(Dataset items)
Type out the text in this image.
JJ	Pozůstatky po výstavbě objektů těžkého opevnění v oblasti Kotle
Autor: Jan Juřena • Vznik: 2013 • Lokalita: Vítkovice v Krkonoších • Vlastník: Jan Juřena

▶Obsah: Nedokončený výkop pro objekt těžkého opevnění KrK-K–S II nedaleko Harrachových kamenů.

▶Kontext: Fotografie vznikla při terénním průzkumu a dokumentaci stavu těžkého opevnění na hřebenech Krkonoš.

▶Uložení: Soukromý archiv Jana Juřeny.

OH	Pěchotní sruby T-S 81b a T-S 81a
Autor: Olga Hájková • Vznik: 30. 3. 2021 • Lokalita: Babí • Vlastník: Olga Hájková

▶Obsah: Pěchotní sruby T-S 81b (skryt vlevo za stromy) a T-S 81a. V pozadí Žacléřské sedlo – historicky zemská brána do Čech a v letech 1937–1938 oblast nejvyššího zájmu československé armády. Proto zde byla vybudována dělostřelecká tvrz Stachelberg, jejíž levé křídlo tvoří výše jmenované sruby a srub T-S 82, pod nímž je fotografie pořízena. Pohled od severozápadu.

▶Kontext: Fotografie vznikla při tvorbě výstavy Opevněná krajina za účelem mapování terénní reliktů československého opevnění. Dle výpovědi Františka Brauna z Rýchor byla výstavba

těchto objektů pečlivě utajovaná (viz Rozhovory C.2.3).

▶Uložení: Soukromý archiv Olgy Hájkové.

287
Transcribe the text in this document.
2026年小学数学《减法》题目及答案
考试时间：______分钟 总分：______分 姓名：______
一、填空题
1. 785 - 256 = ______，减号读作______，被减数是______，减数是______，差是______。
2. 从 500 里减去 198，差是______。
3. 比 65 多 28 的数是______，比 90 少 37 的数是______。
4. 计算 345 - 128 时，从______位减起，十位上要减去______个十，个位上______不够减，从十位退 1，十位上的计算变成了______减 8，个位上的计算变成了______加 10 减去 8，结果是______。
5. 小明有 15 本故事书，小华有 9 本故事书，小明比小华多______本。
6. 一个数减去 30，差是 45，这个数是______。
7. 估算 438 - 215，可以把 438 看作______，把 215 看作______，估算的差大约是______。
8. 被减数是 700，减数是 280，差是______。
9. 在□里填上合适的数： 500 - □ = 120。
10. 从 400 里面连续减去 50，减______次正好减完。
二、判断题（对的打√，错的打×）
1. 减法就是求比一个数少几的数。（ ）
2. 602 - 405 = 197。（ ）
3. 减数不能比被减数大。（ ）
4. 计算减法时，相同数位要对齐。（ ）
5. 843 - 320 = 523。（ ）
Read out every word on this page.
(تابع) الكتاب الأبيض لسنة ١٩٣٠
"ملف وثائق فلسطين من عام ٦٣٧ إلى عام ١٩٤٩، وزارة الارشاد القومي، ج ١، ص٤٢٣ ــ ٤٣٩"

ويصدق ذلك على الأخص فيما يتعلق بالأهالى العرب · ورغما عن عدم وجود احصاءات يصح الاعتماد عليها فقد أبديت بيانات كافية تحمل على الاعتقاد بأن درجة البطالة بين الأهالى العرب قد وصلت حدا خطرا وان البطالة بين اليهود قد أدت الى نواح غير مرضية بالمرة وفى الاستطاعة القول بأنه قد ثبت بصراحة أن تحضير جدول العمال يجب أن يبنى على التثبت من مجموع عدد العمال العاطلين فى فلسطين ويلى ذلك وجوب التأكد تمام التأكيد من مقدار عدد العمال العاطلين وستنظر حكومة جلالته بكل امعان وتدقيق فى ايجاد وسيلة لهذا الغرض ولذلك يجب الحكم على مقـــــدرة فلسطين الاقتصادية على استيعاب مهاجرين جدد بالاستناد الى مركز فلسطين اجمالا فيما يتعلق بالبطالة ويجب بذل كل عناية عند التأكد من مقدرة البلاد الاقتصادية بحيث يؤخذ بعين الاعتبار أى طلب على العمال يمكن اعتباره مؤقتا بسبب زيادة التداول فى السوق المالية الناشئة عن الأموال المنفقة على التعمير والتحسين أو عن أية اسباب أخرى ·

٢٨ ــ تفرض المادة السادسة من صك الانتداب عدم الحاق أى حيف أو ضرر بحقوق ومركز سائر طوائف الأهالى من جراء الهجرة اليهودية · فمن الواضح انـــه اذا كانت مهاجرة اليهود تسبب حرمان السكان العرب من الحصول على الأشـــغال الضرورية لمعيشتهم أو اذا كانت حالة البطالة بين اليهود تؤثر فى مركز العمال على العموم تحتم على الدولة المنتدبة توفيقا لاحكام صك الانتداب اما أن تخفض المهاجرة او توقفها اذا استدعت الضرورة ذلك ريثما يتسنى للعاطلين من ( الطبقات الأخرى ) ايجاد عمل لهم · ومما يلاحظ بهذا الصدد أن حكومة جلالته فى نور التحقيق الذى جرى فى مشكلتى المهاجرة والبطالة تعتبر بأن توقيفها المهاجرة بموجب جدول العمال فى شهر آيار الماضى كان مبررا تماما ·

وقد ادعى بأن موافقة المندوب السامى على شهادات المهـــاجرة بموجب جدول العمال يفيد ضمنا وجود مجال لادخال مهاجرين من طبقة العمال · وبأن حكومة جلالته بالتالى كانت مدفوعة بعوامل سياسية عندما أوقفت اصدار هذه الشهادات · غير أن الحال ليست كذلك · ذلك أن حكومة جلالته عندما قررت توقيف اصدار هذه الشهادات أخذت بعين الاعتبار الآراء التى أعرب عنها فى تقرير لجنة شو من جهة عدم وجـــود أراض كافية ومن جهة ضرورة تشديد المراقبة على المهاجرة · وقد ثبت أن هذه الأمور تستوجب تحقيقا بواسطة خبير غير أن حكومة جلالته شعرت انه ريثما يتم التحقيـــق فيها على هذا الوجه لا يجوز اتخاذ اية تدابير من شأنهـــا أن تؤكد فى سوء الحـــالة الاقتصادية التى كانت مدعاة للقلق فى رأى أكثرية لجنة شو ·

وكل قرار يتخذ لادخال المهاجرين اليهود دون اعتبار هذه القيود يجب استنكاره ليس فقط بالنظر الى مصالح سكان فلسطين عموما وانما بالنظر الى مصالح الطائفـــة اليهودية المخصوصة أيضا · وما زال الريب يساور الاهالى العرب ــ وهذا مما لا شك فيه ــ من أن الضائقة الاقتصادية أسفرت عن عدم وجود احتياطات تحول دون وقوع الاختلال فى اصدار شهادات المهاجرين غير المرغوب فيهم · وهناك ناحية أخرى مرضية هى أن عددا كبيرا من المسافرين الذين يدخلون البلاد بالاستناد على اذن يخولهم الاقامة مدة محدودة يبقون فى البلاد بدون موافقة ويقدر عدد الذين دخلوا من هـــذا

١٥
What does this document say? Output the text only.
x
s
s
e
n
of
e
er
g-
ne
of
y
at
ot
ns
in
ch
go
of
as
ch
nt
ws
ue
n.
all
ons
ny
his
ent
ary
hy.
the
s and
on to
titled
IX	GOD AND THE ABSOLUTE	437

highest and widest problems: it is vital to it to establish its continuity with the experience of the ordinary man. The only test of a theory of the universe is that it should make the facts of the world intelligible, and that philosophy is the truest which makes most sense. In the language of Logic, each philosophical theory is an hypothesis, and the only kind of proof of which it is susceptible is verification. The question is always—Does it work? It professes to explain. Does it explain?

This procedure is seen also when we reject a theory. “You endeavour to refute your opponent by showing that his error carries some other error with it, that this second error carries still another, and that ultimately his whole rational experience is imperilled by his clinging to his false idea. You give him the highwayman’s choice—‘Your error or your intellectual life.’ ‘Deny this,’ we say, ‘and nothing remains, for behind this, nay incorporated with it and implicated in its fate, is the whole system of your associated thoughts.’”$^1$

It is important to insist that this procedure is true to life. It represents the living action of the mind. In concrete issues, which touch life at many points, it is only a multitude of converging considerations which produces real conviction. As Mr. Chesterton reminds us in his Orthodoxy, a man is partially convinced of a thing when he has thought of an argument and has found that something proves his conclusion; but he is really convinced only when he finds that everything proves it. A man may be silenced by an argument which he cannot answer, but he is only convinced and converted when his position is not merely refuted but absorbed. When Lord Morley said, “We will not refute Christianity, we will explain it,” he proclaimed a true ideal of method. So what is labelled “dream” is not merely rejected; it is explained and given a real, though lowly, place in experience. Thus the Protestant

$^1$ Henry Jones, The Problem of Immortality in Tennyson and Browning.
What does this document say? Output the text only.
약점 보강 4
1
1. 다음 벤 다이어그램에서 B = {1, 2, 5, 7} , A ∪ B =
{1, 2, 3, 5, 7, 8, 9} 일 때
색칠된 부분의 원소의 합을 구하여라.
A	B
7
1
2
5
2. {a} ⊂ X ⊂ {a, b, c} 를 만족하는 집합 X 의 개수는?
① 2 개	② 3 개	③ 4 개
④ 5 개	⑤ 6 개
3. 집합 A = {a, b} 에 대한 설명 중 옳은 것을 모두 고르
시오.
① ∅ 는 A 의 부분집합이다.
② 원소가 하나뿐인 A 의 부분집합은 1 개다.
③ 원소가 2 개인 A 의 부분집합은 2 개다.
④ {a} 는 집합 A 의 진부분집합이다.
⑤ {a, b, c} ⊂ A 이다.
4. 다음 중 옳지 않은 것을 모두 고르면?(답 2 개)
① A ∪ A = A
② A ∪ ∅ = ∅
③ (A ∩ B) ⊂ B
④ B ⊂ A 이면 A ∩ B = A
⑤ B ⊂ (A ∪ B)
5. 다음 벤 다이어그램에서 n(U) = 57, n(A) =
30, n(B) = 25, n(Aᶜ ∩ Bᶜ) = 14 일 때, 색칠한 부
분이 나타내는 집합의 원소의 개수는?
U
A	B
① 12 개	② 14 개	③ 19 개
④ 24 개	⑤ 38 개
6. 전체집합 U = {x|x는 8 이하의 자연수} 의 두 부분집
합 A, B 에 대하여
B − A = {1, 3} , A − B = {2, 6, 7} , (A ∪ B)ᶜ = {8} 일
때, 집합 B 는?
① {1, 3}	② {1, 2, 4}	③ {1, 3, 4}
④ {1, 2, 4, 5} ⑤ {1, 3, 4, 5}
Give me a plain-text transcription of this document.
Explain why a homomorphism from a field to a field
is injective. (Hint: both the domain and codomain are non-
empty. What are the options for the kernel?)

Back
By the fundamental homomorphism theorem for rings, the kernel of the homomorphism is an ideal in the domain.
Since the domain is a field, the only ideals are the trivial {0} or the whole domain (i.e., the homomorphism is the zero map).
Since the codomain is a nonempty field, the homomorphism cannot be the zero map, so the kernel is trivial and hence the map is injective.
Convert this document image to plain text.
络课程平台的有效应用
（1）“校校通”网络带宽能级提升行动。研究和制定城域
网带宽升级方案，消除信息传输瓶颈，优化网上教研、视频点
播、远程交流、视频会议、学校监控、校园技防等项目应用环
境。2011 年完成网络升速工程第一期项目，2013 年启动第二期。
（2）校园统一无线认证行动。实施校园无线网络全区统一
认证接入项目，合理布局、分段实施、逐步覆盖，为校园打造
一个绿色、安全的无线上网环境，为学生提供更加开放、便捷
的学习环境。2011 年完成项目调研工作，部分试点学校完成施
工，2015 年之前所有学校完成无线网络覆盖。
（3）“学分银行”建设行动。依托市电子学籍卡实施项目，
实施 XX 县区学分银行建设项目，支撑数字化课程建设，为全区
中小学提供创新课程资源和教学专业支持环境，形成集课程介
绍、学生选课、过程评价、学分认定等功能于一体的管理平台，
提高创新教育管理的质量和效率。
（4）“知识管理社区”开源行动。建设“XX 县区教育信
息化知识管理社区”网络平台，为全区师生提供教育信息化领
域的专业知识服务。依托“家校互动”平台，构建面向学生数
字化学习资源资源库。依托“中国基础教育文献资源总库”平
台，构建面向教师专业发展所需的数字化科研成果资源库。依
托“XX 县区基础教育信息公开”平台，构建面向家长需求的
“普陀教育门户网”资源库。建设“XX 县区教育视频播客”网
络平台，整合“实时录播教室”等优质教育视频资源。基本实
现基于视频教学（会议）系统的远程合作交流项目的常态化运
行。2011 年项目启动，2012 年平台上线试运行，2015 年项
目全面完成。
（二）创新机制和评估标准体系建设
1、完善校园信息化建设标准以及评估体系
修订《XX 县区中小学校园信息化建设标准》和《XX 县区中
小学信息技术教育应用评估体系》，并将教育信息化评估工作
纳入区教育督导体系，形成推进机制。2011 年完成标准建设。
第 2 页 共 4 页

## DIRECTION
Repeat, without change, each line of the data above from the one that contains "Convert this document image to plain text." through the final line, counting both.

## ANSWER BELOW
Convert this document image to plain text.
络课程平台的有效应用
（1）“校校通”网络带宽能级提升行动。研究和制定城域
网带宽升级方案，消除信息传输瓶颈，优化网上教研、视频点
播、远程交流、视频会议、学校监控、校园技防等项目应用环
境。2011 年完成网络升速工程第一期项目，2013 年启动第二期。
（2）校园统一无线认证行动。实施校园无线网络全区统一
认证接入项目，合理布局、分段实施、逐步覆盖，为校园打造
一个绿色、安全的无线上网环境，为学生提供更加开放、便捷
的学习环境。2011 年完成项目调研工作，部分试点学校完成施
工，2015 年之前所有学校完成无线网络覆盖。
（3）“学分银行”建设行动。依托市电子学籍卡实施项目，
实施 XX 县区学分银行建设项目，支撑数字化课程建设，为全区
中小学提供创新课程资源和教学专业支持环境，形成集课程介
绍、学生选课、过程评价、学分认定等功能于一体的管理平台，
提高创新教育管理的质量和效率。
（4）“知识管理社区”开源行动。建设“XX 县区教育信
息化知识管理社区”网络平台，为全区师生提供教育信息化领
域的专业知识服务。依托“家校互动”平台，构建面向学生数
字化学习资源资源库。依托“中国基础教育文献资源总库”平
台，构建面向教师专业发展所需的数字化科研成果资源库。依
托“XX 县区基础教育信息公开”平台，构建面向家长需求的
“普陀教育门户网”资源库。建设“XX 县区教育视频播客”网
络平台，整合“实时录播教室”等优质教育视频资源。基本实
现基于视频教学（会议）系统的远程合作交流项目的常态化运
行。2011 年项目启动，2012 年平台上线试运行，2015 年项
目全面完成。
（二）创新机制和评估标准体系建设
1、完善校园信息化建设标准以及评估体系
修订《XX 县区中小学校园信息化建设标准》和《XX 县区中
小学信息技术教育应用评估体系》，并将教育信息化评估工作
纳入区教育督导体系，形成推进机制。2011 年完成标准建设。
第 2 页 共 4 页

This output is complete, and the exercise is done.